● STATED EXERCISE
Please give the entries again in full and exactly, without any picture.

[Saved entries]
::::::::::

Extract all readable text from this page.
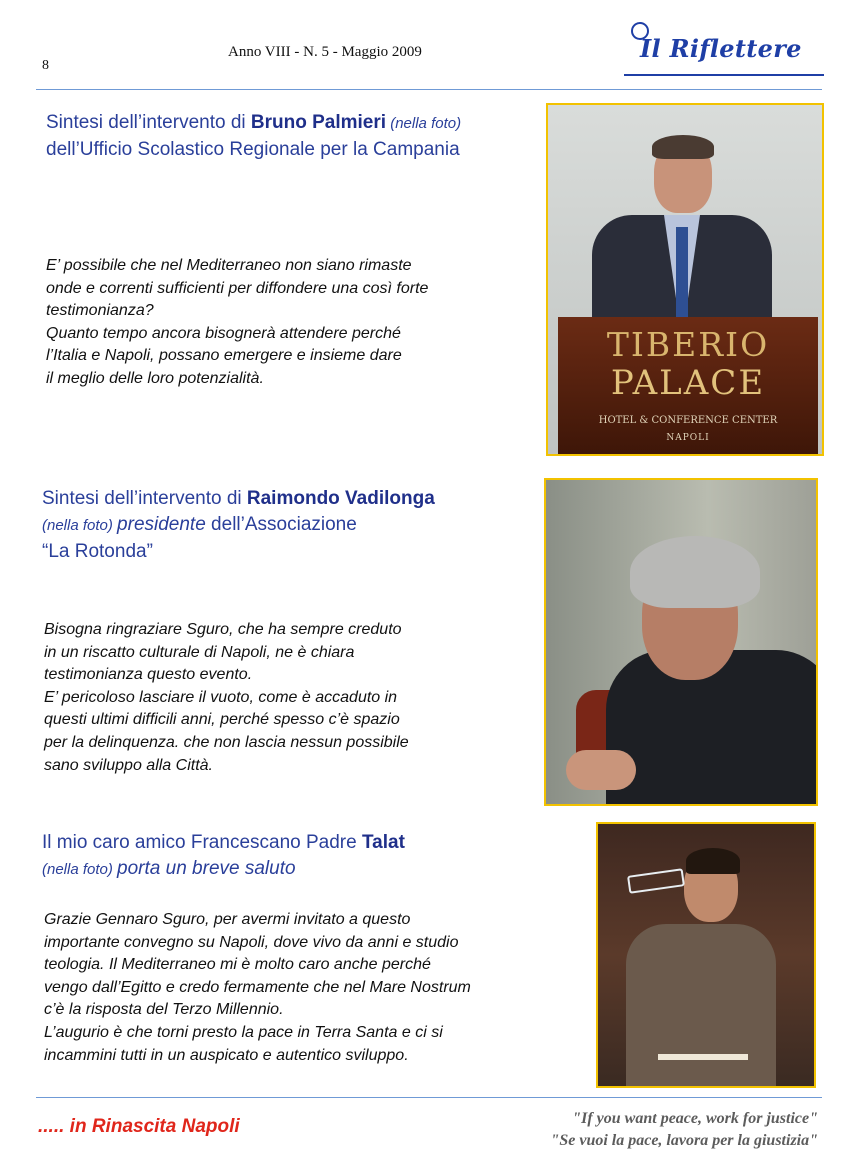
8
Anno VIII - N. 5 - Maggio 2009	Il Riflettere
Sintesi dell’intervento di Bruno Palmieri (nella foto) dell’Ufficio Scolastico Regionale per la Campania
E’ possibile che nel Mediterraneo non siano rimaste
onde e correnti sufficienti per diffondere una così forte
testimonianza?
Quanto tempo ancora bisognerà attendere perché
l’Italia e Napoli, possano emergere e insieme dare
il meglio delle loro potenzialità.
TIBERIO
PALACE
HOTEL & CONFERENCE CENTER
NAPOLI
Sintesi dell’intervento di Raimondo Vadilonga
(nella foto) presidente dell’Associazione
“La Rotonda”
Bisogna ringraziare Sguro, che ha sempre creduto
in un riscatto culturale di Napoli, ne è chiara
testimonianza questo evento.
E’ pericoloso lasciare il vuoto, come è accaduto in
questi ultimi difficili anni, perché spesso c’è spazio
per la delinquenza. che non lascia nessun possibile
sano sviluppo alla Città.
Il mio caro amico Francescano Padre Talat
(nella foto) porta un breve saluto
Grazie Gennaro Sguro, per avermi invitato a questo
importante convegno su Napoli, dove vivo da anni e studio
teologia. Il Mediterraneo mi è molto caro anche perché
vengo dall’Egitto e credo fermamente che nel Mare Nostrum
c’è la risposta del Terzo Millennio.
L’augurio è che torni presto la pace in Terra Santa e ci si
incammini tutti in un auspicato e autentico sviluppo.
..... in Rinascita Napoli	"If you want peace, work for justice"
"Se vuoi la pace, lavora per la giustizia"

::::::::::

● COMPLETED TASK
Extract all readable text from this page.
8
Anno VIII - N. 5 - Maggio 2009	Il Riflettere
Sintesi dell’intervento di Bruno Palmieri (nella foto) dell’Ufficio Scolastico Regionale per la Campania
E’ possibile che nel Mediterraneo non siano rimaste
onde e correnti sufficienti per diffondere una così forte
testimonianza?
Quanto tempo ancora bisognerà attendere perché
l’Italia e Napoli, possano emergere e insieme dare
il meglio delle loro potenzialità.
TIBERIO
PALACE
HOTEL & CONFERENCE CENTER
NAPOLI
Sintesi dell’intervento di Raimondo Vadilonga
(nella foto) presidente dell’Associazione
“La Rotonda”
Bisogna ringraziare Sguro, che ha sempre creduto
in un riscatto culturale di Napoli, ne è chiara
testimonianza questo evento.
E’ pericoloso lasciare il vuoto, come è accaduto in
questi ultimi difficili anni, perché spesso c’è spazio
per la delinquenza. che non lascia nessun possibile
sano sviluppo alla Città.
Il mio caro amico Francescano Padre Talat
(nella foto) porta un breve saluto
Grazie Gennaro Sguro, per avermi invitato a questo
importante convegno su Napoli, dove vivo da anni e studio
teologia. Il Mediterraneo mi è molto caro anche perché
vengo dall’Egitto e credo fermamente che nel Mare Nostrum
c’è la risposta del Terzo Millennio.
L’augurio è che torni presto la pace in Terra Santa e ci si
incammini tutti in un auspicato e autentico sviluppo.
..... in Rinascita Napoli	"If you want peace, work for justice"
"Se vuoi la pace, lavora per la giustizia"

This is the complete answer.